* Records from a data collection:
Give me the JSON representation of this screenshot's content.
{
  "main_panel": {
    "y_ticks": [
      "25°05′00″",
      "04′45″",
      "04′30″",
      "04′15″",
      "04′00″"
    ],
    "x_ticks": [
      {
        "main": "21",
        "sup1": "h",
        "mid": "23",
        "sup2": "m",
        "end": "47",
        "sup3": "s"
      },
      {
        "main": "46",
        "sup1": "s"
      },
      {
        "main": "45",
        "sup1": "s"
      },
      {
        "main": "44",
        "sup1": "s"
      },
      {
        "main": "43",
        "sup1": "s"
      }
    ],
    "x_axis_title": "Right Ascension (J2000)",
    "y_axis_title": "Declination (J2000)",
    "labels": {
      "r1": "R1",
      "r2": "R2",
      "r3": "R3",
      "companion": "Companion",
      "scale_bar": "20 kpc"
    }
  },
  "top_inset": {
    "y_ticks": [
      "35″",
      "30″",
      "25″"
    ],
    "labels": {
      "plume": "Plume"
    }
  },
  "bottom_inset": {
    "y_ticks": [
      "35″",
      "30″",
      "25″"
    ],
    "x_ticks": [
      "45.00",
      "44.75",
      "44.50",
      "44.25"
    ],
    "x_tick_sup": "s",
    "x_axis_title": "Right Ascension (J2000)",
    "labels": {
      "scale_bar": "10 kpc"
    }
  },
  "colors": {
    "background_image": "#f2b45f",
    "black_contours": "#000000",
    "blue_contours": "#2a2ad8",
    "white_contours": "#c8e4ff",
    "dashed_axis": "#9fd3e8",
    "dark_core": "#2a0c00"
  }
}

...

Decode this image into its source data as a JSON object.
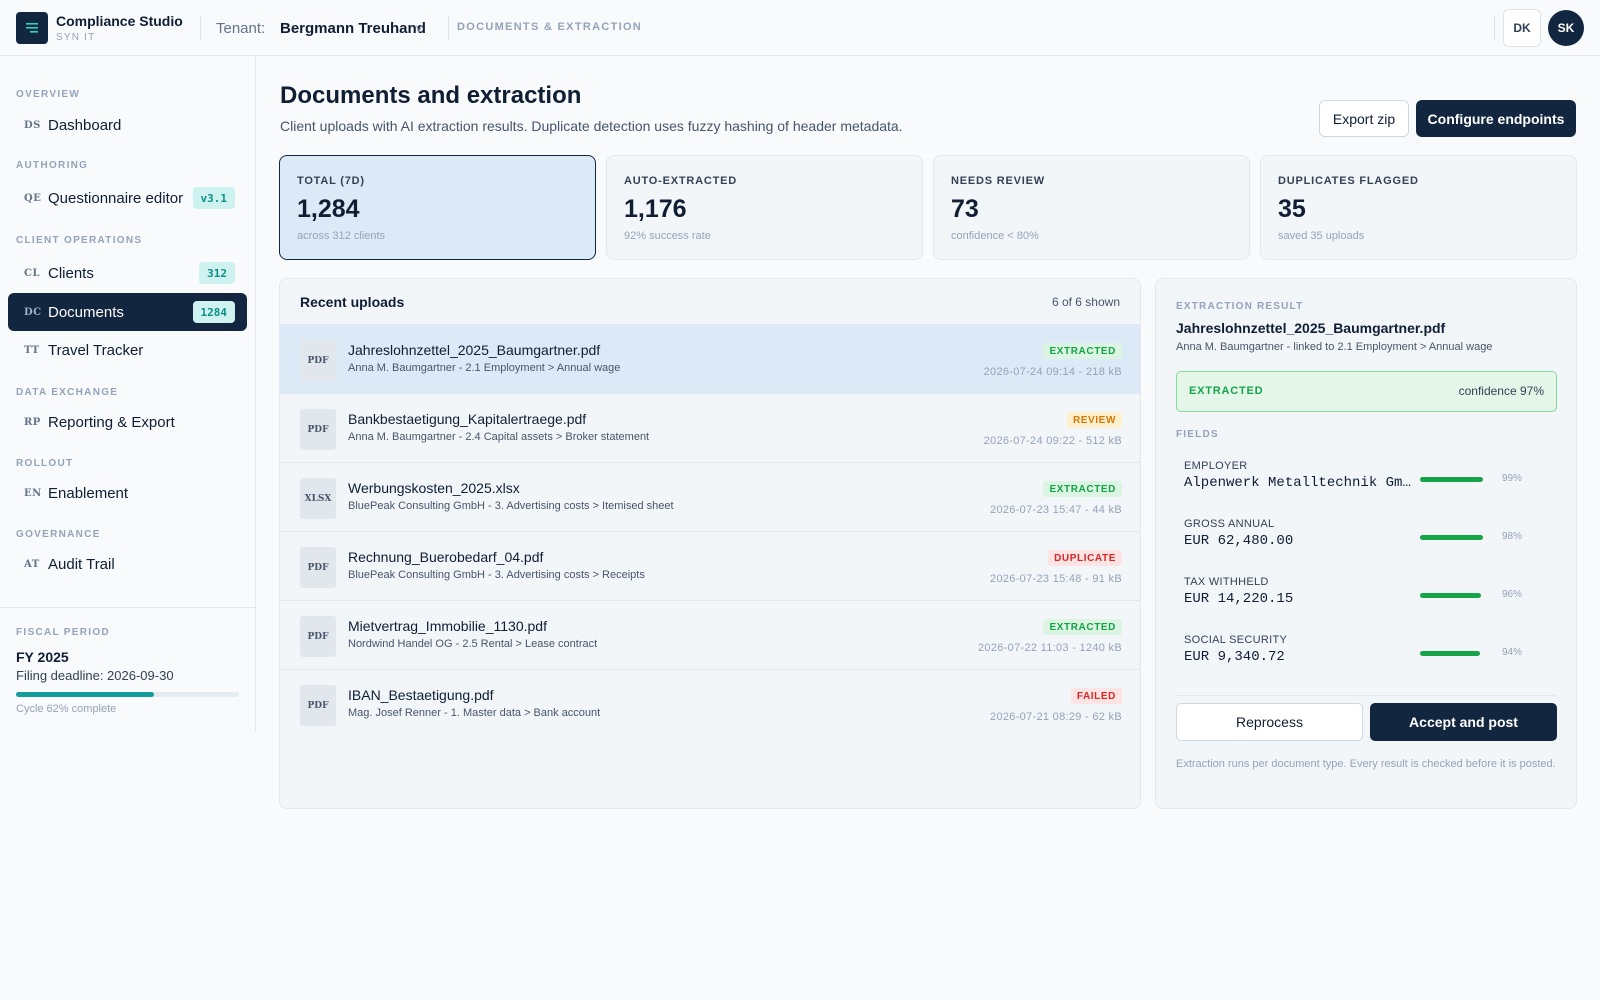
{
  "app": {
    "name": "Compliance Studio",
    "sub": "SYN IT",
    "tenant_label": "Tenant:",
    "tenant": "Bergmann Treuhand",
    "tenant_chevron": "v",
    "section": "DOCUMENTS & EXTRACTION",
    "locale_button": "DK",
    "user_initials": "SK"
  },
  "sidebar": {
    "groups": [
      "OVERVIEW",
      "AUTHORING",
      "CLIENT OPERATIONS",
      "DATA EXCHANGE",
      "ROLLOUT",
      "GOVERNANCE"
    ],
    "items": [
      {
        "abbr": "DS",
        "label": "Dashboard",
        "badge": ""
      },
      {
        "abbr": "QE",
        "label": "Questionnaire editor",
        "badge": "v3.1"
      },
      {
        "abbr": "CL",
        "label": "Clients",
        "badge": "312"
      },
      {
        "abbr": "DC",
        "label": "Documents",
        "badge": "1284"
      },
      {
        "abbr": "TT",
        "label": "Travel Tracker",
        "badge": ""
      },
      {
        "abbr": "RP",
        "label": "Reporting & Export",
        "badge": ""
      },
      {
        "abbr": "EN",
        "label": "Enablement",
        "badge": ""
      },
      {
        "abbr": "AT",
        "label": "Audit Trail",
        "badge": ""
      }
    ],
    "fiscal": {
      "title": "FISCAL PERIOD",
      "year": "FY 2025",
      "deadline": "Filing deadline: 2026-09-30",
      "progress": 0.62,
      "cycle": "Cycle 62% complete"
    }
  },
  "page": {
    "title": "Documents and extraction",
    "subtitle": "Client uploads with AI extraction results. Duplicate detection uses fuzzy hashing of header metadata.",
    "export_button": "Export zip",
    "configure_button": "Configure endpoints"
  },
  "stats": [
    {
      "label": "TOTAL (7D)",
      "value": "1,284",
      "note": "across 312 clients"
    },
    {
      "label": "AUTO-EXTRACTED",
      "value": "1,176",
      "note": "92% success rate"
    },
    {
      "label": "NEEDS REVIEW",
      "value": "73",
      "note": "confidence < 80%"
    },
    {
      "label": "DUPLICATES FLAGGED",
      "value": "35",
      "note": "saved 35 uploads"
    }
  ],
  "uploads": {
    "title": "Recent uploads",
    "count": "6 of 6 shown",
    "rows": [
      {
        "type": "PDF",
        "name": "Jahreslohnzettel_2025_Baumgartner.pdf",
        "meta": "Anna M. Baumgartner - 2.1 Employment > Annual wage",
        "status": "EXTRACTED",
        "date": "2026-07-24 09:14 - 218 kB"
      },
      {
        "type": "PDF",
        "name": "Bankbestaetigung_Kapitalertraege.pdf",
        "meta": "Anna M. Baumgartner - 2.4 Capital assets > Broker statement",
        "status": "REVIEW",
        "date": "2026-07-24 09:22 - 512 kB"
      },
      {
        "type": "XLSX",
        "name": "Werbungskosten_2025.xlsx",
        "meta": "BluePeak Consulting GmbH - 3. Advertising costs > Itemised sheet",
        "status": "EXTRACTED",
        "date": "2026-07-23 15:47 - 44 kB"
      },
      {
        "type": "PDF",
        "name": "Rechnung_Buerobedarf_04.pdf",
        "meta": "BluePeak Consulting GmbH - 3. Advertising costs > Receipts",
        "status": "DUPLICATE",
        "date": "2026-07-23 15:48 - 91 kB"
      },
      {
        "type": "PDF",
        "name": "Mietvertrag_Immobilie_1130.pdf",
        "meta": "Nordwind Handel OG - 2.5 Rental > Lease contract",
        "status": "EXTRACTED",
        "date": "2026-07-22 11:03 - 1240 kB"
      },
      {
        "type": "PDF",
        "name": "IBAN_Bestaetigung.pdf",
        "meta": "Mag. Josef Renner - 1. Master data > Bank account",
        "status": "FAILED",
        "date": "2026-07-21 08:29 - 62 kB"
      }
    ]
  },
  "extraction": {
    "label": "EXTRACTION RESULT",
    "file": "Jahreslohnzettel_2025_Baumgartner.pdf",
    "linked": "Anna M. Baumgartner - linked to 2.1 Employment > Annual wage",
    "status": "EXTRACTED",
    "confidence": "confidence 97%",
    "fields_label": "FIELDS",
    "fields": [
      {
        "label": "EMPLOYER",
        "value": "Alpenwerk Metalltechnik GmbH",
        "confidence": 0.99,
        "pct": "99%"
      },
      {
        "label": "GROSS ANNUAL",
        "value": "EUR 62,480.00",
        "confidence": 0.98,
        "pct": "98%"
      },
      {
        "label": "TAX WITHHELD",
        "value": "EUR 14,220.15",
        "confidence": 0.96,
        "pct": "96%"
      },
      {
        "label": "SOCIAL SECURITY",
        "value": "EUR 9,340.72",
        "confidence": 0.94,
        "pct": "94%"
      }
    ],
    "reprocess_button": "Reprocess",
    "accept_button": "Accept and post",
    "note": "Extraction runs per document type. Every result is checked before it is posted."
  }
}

---

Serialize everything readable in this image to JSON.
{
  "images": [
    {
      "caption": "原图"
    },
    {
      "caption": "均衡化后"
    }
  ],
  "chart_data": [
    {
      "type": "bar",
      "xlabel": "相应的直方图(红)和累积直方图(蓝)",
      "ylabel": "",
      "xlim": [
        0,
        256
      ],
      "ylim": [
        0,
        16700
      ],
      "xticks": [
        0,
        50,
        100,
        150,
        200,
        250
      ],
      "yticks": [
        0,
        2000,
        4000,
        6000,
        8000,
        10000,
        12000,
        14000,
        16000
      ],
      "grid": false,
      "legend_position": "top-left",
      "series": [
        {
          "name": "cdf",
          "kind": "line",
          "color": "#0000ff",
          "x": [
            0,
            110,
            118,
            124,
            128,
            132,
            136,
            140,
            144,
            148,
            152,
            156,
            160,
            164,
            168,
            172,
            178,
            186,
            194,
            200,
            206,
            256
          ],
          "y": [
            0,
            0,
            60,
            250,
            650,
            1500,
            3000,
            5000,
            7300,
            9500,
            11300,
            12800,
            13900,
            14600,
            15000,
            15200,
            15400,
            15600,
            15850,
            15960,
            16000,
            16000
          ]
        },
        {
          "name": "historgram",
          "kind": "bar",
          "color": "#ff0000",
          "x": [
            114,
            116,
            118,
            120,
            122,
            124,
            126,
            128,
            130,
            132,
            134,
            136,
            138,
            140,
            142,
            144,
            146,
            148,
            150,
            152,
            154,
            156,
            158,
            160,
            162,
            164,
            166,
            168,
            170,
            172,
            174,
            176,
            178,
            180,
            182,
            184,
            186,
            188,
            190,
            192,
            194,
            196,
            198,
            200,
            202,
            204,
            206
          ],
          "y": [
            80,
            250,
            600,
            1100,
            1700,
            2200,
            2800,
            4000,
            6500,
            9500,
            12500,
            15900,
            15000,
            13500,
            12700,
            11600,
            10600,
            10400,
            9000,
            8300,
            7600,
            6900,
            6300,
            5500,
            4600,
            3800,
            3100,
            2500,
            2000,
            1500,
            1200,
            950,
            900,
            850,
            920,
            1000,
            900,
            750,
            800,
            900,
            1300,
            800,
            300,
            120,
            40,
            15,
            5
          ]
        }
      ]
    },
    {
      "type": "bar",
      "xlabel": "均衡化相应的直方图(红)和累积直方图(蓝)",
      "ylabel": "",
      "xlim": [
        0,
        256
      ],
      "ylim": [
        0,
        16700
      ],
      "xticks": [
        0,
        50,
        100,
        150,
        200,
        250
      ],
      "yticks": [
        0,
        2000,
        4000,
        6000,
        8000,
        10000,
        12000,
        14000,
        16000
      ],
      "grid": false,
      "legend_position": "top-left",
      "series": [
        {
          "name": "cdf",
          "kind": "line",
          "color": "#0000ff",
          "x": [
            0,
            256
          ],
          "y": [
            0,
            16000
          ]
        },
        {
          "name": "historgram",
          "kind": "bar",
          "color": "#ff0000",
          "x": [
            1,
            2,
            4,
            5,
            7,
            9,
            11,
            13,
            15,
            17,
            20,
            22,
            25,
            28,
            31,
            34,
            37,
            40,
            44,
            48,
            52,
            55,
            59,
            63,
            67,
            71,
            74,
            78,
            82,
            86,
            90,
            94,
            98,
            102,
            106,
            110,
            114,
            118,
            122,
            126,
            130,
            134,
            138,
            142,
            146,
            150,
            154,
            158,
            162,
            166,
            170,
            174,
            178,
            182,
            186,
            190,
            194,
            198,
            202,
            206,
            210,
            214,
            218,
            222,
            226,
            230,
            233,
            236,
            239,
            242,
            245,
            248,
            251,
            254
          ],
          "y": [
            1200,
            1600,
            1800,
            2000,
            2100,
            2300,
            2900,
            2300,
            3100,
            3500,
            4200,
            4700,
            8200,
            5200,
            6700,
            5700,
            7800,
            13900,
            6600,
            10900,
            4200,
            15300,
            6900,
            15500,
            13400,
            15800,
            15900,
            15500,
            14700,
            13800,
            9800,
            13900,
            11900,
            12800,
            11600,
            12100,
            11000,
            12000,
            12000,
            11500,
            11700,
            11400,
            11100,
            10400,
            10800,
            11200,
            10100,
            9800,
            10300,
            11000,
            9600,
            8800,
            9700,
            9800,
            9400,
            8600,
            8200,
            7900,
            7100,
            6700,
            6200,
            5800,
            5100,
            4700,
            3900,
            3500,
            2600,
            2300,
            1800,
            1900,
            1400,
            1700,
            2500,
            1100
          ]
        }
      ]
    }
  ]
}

* SET TASK: In the lines above, find each one with "costs" and list it.

* RESPONSE:
        "meta": "BluePeak Consulting GmbH - 3. Advertising costs > Itemised sheet",
        "meta": "BluePeak Consulting GmbH - 3. Advertising costs > Receipts",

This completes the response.